_SHORT TASK:_
Take the data below and repeat it exactly.

_RAW DATA:_
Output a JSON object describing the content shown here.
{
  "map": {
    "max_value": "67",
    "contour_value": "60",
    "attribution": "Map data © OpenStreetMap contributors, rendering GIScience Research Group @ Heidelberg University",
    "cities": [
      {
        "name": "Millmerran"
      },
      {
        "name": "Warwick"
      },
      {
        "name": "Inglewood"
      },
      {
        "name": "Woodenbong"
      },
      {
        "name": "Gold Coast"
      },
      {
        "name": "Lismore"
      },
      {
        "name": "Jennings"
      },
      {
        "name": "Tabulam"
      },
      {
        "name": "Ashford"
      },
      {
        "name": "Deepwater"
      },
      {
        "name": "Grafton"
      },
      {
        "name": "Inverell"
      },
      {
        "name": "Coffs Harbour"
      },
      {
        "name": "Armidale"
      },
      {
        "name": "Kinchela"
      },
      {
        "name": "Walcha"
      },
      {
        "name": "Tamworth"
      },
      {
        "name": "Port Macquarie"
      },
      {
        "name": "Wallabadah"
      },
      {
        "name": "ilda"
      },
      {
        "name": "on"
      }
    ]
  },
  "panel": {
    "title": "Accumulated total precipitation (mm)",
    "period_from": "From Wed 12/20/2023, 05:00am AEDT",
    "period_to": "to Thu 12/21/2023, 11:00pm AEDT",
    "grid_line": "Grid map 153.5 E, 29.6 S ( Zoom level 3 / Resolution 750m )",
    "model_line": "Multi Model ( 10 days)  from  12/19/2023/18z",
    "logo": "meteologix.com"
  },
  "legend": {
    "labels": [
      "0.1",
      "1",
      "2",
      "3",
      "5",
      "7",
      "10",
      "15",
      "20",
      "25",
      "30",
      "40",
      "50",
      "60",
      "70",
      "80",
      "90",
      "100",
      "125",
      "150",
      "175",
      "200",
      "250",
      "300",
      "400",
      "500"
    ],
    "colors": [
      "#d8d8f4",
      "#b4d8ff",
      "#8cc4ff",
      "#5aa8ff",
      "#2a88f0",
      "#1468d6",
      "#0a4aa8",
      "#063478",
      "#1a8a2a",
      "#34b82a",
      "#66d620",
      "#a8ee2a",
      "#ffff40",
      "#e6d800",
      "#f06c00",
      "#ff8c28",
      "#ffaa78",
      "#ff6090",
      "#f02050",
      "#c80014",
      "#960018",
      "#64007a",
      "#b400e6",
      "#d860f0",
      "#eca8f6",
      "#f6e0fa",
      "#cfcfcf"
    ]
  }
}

_EXPECTED OUTPUT:_
Output a JSON object describing the content shown here.
{
  "map": {
    "max_value": "67",
    "contour_value": "60",
    "attribution": "Map data © OpenStreetMap contributors, rendering GIScience Research Group @ Heidelberg University",
    "cities": [
      {
        "name": "Millmerran"
      },
      {
        "name": "Warwick"
      },
      {
        "name": "Inglewood"
      },
      {
        "name": "Woodenbong"
      },
      {
        "name": "Gold Coast"
      },
      {
        "name": "Lismore"
      },
      {
        "name": "Jennings"
      },
      {
        "name": "Tabulam"
      },
      {
        "name": "Ashford"
      },
      {
        "name": "Deepwater"
      },
      {
        "name": "Grafton"
      },
      {
        "name": "Inverell"
      },
      {
        "name": "Coffs Harbour"
      },
      {
        "name": "Armidale"
      },
      {
        "name": "Kinchela"
      },
      {
        "name": "Walcha"
      },
      {
        "name": "Tamworth"
      },
      {
        "name": "Port Macquarie"
      },
      {
        "name": "Wallabadah"
      },
      {
        "name": "ilda"
      },
      {
        "name": "on"
      }
    ]
  },
  "panel": {
    "title": "Accumulated total precipitation (mm)",
    "period_from": "From Wed 12/20/2023, 05:00am AEDT",
    "period_to": "to Thu 12/21/2023, 11:00pm AEDT",
    "grid_line": "Grid map 153.5 E, 29.6 S ( Zoom level 3 / Resolution 750m )",
    "model_line": "Multi Model ( 10 days)  from  12/19/2023/18z",
    "logo": "meteologix.com"
  },
  "legend": {
    "labels": [
      "0.1",
      "1",
      "2",
      "3",
      "5",
      "7",
      "10",
      "15",
      "20",
      "25",
      "30",
      "40",
      "50",
      "60",
      "70",
      "80",
      "90",
      "100",
      "125",
      "150",
      "175",
      "200",
      "250",
      "300",
      "400",
      "500"
    ],
    "colors": [
      "#d8d8f4",
      "#b4d8ff",
      "#8cc4ff",
      "#5aa8ff",
      "#2a88f0",
      "#1468d6",
      "#0a4aa8",
      "#063478",
      "#1a8a2a",
      "#34b82a",
      "#66d620",
      "#a8ee2a",
      "#ffff40",
      "#e6d800",
      "#f06c00",
      "#ff8c28",
      "#ffaa78",
      "#ff6090",
      "#f02050",
      "#c80014",
      "#960018",
      "#64007a",
      "#b400e6",
      "#d860f0",
      "#eca8f6",
      "#f6e0fa",
      "#cfcfcf"
    ]
  }
}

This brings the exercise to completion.